— Start Entries supplied —
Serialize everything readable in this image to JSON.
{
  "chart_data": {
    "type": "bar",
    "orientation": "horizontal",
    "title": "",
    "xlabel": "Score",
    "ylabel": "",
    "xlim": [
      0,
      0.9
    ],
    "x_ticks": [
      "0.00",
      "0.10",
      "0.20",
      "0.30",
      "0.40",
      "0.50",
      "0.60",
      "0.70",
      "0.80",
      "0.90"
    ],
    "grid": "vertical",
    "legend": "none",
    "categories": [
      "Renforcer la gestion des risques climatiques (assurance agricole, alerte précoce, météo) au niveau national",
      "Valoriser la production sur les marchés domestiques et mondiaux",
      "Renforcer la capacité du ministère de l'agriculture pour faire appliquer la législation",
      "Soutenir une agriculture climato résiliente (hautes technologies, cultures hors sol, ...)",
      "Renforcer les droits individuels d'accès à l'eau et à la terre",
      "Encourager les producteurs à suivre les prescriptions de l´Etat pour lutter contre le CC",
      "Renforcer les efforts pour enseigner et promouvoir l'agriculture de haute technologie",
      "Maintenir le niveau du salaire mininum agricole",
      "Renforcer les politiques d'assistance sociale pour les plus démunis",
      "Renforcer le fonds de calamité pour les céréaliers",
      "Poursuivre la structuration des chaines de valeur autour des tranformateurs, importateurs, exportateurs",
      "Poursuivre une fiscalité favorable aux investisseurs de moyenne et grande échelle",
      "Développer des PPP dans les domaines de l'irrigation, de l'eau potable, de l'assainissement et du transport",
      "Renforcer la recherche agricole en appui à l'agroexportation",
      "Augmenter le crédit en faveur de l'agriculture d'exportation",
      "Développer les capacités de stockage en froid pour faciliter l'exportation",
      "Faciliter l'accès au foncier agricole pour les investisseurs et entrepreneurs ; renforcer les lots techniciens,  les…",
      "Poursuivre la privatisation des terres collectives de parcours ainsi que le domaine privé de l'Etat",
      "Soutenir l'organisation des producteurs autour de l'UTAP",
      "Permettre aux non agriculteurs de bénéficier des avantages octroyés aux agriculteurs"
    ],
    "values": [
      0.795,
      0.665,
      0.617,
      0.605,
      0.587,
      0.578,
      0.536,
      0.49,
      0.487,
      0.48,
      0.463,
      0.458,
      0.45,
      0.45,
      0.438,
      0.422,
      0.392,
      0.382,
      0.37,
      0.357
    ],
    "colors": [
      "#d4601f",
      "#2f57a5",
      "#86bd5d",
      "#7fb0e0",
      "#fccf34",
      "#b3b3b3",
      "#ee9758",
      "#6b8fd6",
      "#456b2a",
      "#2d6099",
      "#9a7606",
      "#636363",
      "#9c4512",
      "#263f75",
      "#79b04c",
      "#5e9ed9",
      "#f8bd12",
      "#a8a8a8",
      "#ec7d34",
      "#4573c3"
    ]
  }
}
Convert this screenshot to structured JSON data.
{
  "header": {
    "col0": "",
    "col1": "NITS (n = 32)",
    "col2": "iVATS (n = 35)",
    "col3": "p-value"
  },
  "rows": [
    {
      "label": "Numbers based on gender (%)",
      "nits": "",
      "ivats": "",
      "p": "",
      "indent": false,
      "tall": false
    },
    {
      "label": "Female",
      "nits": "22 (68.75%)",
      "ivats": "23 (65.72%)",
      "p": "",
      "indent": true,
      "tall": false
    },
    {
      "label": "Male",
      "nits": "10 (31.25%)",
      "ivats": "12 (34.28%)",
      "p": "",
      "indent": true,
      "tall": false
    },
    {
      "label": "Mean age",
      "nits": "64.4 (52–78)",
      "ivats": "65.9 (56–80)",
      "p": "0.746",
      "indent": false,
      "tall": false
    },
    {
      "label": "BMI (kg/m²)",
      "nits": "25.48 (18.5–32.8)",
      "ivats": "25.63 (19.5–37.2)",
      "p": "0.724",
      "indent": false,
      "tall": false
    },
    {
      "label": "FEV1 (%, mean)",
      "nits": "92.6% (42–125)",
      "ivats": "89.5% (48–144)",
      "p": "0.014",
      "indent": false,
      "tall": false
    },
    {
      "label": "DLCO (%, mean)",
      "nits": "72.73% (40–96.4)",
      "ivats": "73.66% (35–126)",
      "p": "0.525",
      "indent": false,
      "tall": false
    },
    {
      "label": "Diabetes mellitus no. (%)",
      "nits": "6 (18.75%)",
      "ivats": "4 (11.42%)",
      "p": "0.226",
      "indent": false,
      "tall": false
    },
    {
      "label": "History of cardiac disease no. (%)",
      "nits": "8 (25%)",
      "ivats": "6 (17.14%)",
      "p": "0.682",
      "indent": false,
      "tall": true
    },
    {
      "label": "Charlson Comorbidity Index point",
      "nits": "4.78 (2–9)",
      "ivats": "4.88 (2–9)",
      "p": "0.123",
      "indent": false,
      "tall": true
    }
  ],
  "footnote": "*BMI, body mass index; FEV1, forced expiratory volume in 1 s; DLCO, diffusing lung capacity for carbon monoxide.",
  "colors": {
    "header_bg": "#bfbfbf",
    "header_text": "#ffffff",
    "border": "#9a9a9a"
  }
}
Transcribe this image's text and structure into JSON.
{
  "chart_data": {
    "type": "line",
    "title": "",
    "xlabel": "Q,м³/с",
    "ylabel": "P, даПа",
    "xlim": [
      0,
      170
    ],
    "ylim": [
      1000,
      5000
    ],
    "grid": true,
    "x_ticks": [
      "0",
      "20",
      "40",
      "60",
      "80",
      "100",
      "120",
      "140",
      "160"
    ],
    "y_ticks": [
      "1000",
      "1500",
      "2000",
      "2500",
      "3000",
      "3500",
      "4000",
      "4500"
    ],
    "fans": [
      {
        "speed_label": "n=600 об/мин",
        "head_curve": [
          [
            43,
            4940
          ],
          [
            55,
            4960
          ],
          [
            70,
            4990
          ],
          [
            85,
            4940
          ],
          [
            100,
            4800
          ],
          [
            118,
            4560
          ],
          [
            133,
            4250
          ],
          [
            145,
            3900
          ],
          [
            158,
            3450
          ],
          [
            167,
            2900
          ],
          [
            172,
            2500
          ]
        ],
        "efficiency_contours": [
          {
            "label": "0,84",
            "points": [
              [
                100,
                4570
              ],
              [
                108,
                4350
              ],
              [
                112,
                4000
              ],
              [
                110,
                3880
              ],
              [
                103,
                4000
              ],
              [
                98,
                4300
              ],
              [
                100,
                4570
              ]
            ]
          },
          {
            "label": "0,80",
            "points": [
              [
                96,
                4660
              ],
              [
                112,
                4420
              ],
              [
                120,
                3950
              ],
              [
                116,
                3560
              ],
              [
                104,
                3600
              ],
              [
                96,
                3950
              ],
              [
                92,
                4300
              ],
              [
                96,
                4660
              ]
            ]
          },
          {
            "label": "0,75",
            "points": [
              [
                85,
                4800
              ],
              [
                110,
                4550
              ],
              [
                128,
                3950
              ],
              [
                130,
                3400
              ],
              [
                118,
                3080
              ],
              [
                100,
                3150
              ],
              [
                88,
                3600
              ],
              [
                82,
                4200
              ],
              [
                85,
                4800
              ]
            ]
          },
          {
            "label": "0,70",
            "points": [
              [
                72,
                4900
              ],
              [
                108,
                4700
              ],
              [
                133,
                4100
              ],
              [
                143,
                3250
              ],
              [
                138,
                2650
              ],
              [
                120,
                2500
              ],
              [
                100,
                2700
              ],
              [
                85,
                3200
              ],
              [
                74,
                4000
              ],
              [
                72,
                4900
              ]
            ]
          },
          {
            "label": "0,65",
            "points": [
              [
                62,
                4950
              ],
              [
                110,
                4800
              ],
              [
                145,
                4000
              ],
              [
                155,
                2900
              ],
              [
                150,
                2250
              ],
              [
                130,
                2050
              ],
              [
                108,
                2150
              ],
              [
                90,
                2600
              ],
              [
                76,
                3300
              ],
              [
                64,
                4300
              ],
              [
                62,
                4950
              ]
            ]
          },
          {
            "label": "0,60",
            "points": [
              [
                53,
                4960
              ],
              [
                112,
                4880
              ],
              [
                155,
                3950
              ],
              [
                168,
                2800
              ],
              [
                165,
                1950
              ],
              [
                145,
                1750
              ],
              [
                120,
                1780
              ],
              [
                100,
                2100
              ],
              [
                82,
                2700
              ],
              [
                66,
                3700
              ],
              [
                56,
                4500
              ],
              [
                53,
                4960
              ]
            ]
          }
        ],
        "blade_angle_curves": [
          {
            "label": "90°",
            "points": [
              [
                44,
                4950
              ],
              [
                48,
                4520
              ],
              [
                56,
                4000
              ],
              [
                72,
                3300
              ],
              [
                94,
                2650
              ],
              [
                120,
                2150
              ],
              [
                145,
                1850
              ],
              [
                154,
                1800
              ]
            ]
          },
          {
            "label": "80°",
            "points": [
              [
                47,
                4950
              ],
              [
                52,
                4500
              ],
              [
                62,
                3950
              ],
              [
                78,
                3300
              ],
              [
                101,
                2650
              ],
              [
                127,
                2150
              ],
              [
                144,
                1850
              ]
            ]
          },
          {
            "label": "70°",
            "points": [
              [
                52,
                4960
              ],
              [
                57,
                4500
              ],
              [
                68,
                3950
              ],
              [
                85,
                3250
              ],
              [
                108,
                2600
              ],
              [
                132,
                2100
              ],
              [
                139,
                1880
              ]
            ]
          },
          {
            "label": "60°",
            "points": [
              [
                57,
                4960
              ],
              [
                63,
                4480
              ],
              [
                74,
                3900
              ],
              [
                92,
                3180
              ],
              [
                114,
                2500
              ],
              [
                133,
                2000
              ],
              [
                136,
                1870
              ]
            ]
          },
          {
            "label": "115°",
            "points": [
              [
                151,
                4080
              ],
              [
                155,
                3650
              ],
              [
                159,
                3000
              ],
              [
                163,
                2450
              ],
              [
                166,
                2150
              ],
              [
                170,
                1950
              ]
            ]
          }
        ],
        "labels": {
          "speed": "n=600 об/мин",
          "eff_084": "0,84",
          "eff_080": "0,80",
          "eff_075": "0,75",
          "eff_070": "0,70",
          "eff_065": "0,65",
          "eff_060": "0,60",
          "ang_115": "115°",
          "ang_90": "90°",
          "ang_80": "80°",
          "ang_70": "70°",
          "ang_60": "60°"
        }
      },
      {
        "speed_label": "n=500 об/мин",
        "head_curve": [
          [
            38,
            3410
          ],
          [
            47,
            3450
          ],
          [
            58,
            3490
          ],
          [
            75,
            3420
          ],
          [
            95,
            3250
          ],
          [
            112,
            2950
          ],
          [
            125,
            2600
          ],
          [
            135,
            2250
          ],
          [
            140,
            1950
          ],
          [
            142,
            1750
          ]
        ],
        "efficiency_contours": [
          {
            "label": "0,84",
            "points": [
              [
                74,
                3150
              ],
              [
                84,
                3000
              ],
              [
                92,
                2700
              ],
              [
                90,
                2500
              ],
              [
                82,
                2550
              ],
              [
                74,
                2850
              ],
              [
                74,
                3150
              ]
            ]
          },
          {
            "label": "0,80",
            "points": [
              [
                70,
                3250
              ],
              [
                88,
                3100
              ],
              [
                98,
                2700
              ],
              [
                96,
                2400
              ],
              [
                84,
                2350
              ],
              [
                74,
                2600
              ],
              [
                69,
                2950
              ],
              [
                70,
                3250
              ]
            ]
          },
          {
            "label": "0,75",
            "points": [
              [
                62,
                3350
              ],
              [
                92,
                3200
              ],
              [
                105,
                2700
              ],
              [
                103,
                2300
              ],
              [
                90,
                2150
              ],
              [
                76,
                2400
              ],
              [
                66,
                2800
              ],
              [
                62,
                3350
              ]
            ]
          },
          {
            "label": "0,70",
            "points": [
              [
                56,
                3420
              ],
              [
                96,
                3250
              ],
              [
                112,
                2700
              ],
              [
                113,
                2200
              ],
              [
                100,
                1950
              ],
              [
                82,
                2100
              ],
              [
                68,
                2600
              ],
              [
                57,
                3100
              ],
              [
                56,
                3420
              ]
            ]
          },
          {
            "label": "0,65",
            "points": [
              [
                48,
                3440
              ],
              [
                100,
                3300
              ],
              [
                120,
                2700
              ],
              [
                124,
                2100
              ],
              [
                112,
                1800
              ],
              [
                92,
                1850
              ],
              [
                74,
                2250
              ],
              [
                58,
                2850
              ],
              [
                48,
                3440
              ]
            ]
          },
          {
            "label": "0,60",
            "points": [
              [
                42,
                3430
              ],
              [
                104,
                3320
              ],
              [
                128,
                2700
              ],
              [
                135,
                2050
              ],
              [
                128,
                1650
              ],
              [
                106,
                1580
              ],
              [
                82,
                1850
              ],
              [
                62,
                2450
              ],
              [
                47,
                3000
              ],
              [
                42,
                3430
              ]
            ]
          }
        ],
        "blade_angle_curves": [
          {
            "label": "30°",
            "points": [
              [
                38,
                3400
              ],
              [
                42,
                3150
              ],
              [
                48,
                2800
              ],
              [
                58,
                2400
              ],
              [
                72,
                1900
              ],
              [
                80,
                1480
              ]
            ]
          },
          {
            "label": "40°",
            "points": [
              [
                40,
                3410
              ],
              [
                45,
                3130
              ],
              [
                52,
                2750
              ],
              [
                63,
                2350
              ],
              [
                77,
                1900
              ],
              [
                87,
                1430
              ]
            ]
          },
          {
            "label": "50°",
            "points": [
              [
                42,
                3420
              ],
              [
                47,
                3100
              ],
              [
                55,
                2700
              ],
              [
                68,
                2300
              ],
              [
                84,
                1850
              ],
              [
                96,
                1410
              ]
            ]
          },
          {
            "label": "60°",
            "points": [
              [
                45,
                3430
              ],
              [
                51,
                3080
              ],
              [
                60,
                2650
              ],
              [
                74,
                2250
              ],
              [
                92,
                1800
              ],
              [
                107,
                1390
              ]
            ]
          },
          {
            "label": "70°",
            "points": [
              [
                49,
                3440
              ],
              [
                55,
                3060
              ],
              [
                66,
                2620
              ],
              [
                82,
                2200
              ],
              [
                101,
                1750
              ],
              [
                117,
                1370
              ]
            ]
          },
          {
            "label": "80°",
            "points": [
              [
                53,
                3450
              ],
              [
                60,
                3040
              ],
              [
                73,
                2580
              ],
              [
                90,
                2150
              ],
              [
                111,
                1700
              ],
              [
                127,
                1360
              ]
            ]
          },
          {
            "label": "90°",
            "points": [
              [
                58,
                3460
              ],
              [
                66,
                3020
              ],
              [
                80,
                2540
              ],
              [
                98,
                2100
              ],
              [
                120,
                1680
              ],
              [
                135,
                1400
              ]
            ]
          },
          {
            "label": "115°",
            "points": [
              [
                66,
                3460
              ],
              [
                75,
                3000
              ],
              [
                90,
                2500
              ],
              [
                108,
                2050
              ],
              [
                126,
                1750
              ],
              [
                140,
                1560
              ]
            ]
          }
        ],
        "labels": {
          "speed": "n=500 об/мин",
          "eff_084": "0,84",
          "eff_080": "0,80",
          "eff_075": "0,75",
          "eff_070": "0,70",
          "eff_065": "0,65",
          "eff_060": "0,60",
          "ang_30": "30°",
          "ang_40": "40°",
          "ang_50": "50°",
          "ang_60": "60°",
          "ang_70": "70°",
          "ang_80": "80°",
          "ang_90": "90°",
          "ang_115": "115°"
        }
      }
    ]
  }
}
— End Entries supplied —
Exercise instructions ▸ Identify the lines of the data that contain the word "DLCO". Copy each of them.

Result for this task ▸
      "label": "DLCO (%, mean)",
  "footnote": "*BMI, body mass index; FEV1, forced expiratory volume in 1 s; DLCO, diffusing lung capacity for carbon monoxide.",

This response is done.